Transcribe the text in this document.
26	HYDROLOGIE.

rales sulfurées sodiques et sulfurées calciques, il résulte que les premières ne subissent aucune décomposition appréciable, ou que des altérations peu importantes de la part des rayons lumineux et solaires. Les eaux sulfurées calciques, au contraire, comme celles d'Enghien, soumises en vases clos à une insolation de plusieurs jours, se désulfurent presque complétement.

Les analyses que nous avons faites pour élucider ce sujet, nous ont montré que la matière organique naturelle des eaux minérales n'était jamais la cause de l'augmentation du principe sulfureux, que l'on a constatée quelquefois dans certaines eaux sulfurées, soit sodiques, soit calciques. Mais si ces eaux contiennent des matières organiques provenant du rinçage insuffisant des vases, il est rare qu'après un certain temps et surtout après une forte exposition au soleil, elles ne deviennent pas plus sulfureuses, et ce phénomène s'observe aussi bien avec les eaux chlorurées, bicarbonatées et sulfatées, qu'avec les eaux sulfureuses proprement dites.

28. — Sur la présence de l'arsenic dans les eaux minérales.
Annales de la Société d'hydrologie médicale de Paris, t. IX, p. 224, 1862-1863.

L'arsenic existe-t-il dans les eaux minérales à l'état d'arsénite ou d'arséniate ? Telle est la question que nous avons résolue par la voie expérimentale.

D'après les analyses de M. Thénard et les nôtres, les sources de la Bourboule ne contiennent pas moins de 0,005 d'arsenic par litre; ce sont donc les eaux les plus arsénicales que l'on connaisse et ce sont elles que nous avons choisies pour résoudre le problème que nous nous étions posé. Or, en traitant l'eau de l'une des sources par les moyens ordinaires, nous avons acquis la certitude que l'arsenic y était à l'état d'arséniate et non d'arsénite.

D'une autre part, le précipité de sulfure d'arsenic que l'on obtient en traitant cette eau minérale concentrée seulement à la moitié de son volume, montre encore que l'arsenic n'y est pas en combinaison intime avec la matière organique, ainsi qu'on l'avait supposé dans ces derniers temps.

** Task objective **
Above are records; say how many of their lines contain the word "minérales", giving only the number.

** Answer to this problem **
3